== What the exercise asks ==
Your task is to repeat the listing exactly.

== Data shown ==
┌──

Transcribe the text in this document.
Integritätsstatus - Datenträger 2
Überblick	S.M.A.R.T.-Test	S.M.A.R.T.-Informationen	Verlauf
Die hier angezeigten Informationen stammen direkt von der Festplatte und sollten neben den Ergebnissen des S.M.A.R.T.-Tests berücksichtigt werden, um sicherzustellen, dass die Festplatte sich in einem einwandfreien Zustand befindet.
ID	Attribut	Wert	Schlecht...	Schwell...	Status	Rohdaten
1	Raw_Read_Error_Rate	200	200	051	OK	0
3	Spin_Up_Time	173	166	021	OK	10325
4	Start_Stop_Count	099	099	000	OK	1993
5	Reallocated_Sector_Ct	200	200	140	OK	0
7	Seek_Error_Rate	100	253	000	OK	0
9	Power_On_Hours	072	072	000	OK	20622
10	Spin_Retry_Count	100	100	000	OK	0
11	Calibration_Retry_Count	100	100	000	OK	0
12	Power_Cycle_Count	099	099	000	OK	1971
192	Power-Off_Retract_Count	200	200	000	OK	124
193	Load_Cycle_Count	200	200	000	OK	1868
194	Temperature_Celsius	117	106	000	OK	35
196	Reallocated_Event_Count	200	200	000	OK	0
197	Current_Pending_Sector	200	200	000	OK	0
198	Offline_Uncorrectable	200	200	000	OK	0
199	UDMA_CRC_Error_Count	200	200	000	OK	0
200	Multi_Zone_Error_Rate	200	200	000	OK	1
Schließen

└──

== Result of this exercise ==
Transcribe the text in this document.
Integritätsstatus - Datenträger 2
Überblick	S.M.A.R.T.-Test	S.M.A.R.T.-Informationen	Verlauf
Die hier angezeigten Informationen stammen direkt von der Festplatte und sollten neben den Ergebnissen des S.M.A.R.T.-Tests berücksichtigt werden, um sicherzustellen, dass die Festplatte sich in einem einwandfreien Zustand befindet.
ID	Attribut	Wert	Schlecht...	Schwell...	Status	Rohdaten
1	Raw_Read_Error_Rate	200	200	051	OK	0
3	Spin_Up_Time	173	166	021	OK	10325
4	Start_Stop_Count	099	099	000	OK	1993
5	Reallocated_Sector_Ct	200	200	140	OK	0
7	Seek_Error_Rate	100	253	000	OK	0
9	Power_On_Hours	072	072	000	OK	20622
10	Spin_Retry_Count	100	100	000	OK	0
11	Calibration_Retry_Count	100	100	000	OK	0
12	Power_Cycle_Count	099	099	000	OK	1971
192	Power-Off_Retract_Count	200	200	000	OK	124
193	Load_Cycle_Count	200	200	000	OK	1868
194	Temperature_Celsius	117	106	000	OK	35
196	Reallocated_Event_Count	200	200	000	OK	0
197	Current_Pending_Sector	200	200	000	OK	0
198	Offline_Uncorrectable	200	200	000	OK	0
199	UDMA_CRC_Error_Count	200	200	000	OK	0
200	Multi_Zone_Error_Rate	200	200	000	OK	1
Schließen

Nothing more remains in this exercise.